§ **Work to be completed**: Copy the lines from the records verbatim, beginning at the line that contains "oriented-rectangle-icon[interactable]: ◇ —" and stopping after the line that contains "predefined-profile-panel[interactable]: 预定义的轮廓 ✕".

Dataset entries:
##############################
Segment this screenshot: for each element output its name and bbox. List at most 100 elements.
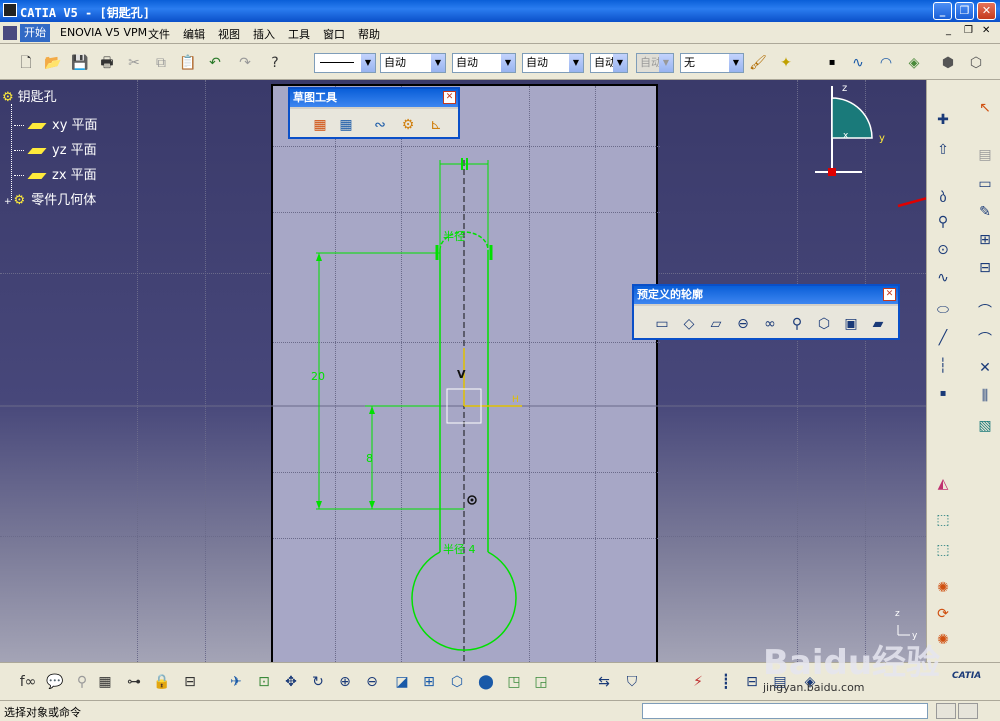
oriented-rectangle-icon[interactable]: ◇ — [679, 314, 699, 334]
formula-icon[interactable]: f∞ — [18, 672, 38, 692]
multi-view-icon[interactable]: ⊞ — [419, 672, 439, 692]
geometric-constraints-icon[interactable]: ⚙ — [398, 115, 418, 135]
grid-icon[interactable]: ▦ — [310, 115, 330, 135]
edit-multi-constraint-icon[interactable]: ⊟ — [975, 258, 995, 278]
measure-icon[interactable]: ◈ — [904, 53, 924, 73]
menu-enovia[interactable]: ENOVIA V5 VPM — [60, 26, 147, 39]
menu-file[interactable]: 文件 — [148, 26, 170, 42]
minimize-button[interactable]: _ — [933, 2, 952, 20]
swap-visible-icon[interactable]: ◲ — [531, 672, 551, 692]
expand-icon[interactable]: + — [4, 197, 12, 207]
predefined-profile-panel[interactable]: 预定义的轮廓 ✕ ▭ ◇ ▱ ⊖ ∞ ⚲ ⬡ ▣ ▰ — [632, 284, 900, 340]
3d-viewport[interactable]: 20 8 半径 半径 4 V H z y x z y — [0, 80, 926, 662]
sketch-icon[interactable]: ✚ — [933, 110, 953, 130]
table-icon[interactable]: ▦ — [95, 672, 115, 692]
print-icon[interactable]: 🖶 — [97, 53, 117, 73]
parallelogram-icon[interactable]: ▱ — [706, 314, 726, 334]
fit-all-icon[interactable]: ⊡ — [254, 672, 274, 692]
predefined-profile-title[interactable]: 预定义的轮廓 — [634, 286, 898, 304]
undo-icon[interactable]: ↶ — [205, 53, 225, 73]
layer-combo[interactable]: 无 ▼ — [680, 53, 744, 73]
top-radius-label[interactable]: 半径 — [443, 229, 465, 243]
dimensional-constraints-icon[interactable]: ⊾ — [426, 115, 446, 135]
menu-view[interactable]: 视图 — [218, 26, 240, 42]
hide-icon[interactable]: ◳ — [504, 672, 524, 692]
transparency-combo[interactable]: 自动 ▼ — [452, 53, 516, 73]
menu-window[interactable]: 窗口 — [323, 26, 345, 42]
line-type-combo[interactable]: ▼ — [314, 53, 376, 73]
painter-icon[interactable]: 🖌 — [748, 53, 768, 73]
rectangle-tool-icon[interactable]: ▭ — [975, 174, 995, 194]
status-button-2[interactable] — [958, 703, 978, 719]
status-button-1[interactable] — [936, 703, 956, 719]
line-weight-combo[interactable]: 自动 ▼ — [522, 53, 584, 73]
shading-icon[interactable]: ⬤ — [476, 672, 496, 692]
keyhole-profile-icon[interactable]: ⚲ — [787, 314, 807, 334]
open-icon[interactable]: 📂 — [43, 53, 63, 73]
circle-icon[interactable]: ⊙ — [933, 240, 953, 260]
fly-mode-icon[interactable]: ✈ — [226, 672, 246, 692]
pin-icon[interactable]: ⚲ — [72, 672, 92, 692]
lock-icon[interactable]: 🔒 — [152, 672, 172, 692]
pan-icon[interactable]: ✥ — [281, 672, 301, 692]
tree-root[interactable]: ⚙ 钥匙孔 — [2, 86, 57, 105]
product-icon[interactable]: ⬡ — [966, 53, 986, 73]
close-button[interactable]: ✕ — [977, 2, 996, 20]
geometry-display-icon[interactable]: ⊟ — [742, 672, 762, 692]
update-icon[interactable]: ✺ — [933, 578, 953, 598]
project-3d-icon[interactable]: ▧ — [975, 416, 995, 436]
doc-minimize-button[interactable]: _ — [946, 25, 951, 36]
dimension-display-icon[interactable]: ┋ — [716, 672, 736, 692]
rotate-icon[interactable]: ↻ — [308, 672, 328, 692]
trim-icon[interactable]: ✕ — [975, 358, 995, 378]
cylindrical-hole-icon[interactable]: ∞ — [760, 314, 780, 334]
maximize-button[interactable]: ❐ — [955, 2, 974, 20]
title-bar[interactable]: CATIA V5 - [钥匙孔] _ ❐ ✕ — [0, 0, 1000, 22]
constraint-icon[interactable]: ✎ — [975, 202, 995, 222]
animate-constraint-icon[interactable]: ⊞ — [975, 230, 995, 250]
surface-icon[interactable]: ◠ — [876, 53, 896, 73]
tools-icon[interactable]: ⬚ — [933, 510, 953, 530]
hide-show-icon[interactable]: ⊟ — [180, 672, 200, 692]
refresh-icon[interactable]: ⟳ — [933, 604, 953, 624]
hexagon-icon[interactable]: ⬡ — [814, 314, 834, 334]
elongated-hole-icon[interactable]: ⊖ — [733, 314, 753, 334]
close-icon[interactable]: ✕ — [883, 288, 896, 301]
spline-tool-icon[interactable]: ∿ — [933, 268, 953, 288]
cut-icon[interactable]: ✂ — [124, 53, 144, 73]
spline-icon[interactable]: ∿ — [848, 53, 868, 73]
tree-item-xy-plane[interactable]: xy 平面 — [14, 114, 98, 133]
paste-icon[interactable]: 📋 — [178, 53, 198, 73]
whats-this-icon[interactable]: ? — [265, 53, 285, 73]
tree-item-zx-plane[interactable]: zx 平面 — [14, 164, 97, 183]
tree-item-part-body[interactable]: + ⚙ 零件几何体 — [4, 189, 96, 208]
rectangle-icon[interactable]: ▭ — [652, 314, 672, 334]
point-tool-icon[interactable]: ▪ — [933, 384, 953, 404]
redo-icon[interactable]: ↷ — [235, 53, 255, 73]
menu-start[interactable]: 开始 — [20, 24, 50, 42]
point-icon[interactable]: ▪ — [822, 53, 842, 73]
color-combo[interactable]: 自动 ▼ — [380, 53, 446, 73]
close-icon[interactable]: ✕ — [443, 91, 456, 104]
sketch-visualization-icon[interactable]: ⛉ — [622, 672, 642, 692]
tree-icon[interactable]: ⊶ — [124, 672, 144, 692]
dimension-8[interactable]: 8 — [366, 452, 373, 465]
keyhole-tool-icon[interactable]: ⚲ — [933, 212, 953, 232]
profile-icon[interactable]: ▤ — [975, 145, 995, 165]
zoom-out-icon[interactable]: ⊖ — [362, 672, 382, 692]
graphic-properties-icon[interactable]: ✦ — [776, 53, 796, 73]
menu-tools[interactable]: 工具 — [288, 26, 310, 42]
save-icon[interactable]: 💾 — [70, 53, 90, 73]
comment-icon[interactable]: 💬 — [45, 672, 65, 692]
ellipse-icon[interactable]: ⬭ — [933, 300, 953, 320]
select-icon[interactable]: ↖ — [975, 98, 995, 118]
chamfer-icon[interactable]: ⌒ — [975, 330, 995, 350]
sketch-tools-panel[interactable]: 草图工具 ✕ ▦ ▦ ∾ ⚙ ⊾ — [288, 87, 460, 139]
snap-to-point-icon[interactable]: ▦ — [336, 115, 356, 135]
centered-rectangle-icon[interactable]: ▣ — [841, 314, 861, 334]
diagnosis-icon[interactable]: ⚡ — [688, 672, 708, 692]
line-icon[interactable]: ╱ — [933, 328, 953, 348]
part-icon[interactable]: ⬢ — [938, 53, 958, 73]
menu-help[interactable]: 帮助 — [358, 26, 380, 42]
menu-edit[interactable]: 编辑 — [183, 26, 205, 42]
##############################
§ **Exercise result**:
oriented-rectangle-icon[interactable]: ◇ — [679, 314, 699, 334]
formula-icon[interactable]: f∞ — [18, 672, 38, 692]
multi-view-icon[interactable]: ⊞ — [419, 672, 439, 692]
geometric-constraints-icon[interactable]: ⚙ — [398, 115, 418, 135]
grid-icon[interactable]: ▦ — [310, 115, 330, 135]
edit-multi-constraint-icon[interactable]: ⊟ — [975, 258, 995, 278]
measure-icon[interactable]: ◈ — [904, 53, 924, 73]
menu-enovia[interactable]: ENOVIA V5 VPM — [60, 26, 147, 39]
menu-file[interactable]: 文件 — [148, 26, 170, 42]
minimize-button[interactable]: _ — [933, 2, 952, 20]
swap-visible-icon[interactable]: ◲ — [531, 672, 551, 692]
expand-icon[interactable]: + — [4, 197, 12, 207]
predefined-profile-panel[interactable]: 预定义的轮廓 ✕ ▭ ◇ ▱ ⊖ ∞ ⚲ ⬡ ▣ ▰ — [632, 284, 900, 340]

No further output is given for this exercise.